:: Data for this exercise ::
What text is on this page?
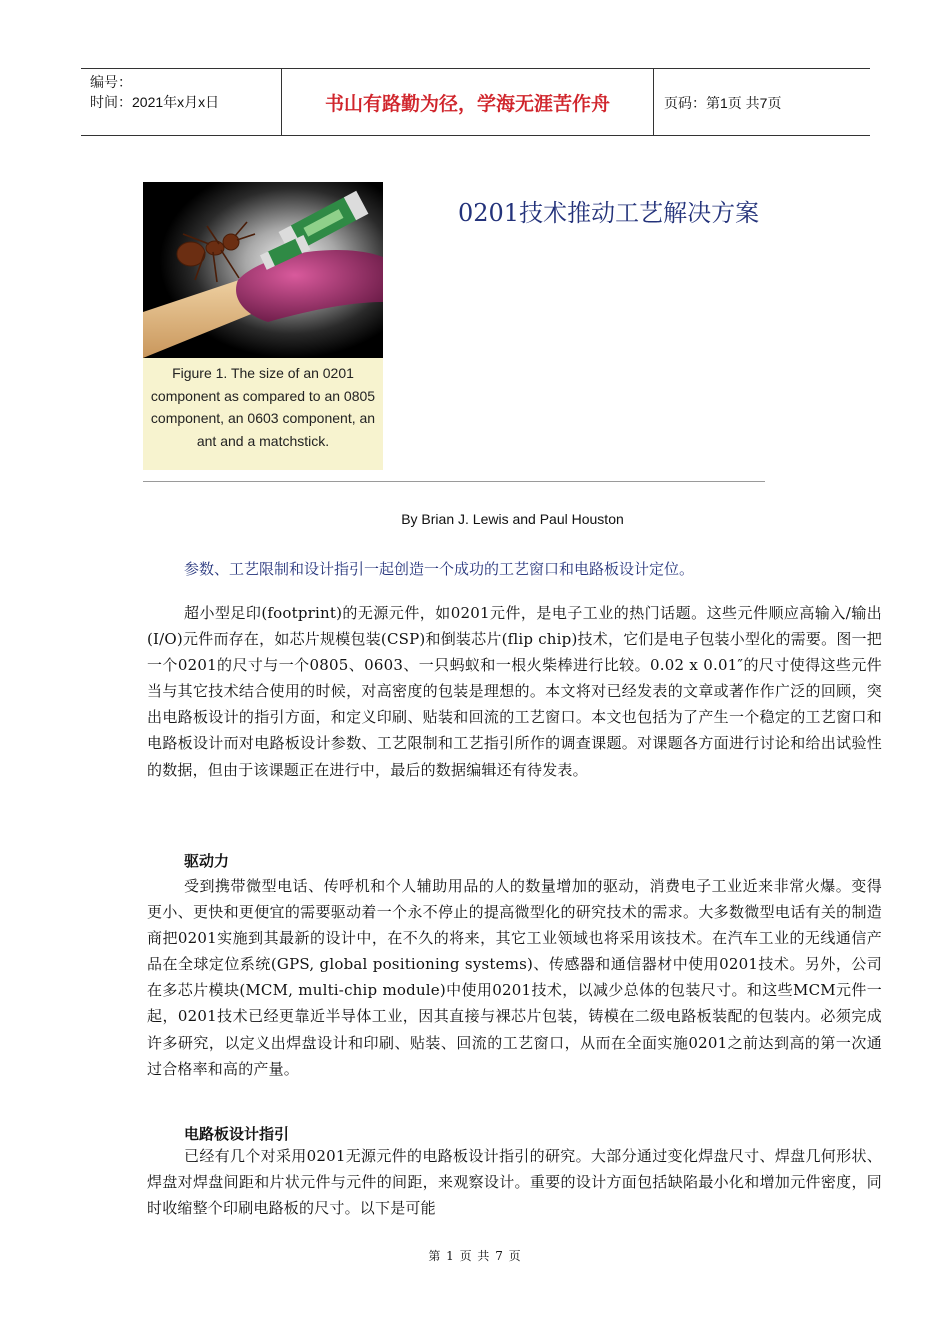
编号：
时间：2021年x月x日	书山有路勤为径，学海无涯苦作舟	页码：第1页 共7页
Figure 1. The size of an 0201 component as compared to an 0805 component, an 0603 component, an ant and a matchstick.
0201技术推动工艺解决方案
By Brian J. Lewis and Paul Houston
参数、工艺限制和设计指引一起创造一个成功的工艺窗口和电路板设计定位。

超小型足印(footprint)的无源元件，如0201元件，是电子工业的热门话题。这些元件顺应高输入/输出(I/O)元件而存在，如芯片规模包装(CSP)和倒装芯片(flip chip)技术，它们是电子包装小型化的需要。图一把一个0201的尺寸与一个0805、0603、一只蚂蚁和一根火柴棒进行比较。0.02 x 0.01″的尺寸使得这些元件当与其它技术结合使用的时候，对高密度的包装是理想的。本文将对已经发表的文章或著作作广泛的回顾，突出电路板设计的指引方面，和定义印刷、贴装和回流的工艺窗口。本文也包括为了产生一个稳定的工艺窗口和电路板设计而对电路板设计参数、工艺限制和工艺指引所作的调查课题。对课题各方面进行讨论和给出试验性的数据，但由于该课题正在进行中，最后的数据编辑还有待发表。

驱动力

受到携带微型电话、传呼机和个人辅助用品的人的数量增加的驱动，消费电子工业近来非常火爆。变得更小、更快和更便宜的需要驱动着一个永不停止的提高微型化的研究技术的需求。大多数微型电话有关的制造商把0201实施到其最新的设计中，在不久的将来，其它工业领域也将采用该技术。在汽车工业的无线通信产品在全球定位系统(GPS, global positioning systems)、传感器和通信器材中使用0201技术。另外，公司在多芯片模块(MCM, multi-chip module)中使用0201技术，以减少总体的包装尺寸。和这些MCM元件一起，0201技术已经更靠近半导体工业，因其直接与裸芯片包装，铸模在二级电路板装配的包装内。必须完成许多研究，以定义出焊盘设计和印刷、贴装、回流的工艺窗口，从而在全面实施0201之前达到高的第一次通过合格率和高的产量。

电路板设计指引

已经有几个对采用0201无源元件的电路板设计指引的研究。大部分通过变化焊盘尺寸、焊盘几何形状、焊盘对焊盘间距和片状元件与元件的间距，来观察设计。重要的设计方面包括缺陷最小化和增加元件密度，同时收缩整个印刷电路板的尺寸。以下是可能

第 1 页 共 7 页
:::
Given problem
Return the records exactly. Don't carry the pictures over.

Correct answer
What text is on this page?
编号：
时间：2021年x月x日	书山有路勤为径，学海无涯苦作舟	页码：第1页 共7页
Figure 1. The size of an 0201 component as compared to an 0805 component, an 0603 component, an ant and a matchstick.
0201技术推动工艺解决方案
By Brian J. Lewis and Paul Houston
参数、工艺限制和设计指引一起创造一个成功的工艺窗口和电路板设计定位。

超小型足印(footprint)的无源元件，如0201元件，是电子工业的热门话题。这些元件顺应高输入/输出(I/O)元件而存在，如芯片规模包装(CSP)和倒装芯片(flip chip)技术，它们是电子包装小型化的需要。图一把一个0201的尺寸与一个0805、0603、一只蚂蚁和一根火柴棒进行比较。0.02 x 0.01″的尺寸使得这些元件当与其它技术结合使用的时候，对高密度的包装是理想的。本文将对已经发表的文章或著作作广泛的回顾，突出电路板设计的指引方面，和定义印刷、贴装和回流的工艺窗口。本文也包括为了产生一个稳定的工艺窗口和电路板设计而对电路板设计参数、工艺限制和工艺指引所作的调查课题。对课题各方面进行讨论和给出试验性的数据，但由于该课题正在进行中，最后的数据编辑还有待发表。

驱动力

受到携带微型电话、传呼机和个人辅助用品的人的数量增加的驱动，消费电子工业近来非常火爆。变得更小、更快和更便宜的需要驱动着一个永不停止的提高微型化的研究技术的需求。大多数微型电话有关的制造商把0201实施到其最新的设计中，在不久的将来，其它工业领域也将采用该技术。在汽车工业的无线通信产品在全球定位系统(GPS, global positioning systems)、传感器和通信器材中使用0201技术。另外，公司在多芯片模块(MCM, multi-chip module)中使用0201技术，以减少总体的包装尺寸。和这些MCM元件一起，0201技术已经更靠近半导体工业，因其直接与裸芯片包装，铸模在二级电路板装配的包装内。必须完成许多研究，以定义出焊盘设计和印刷、贴装、回流的工艺窗口，从而在全面实施0201之前达到高的第一次通过合格率和高的产量。

电路板设计指引

已经有几个对采用0201无源元件的电路板设计指引的研究。大部分通过变化焊盘尺寸、焊盘几何形状、焊盘对焊盘间距和片状元件与元件的间距，来观察设计。重要的设计方面包括缺陷最小化和增加元件密度，同时收缩整个印刷电路板的尺寸。以下是可能

第 1 页 共 7 页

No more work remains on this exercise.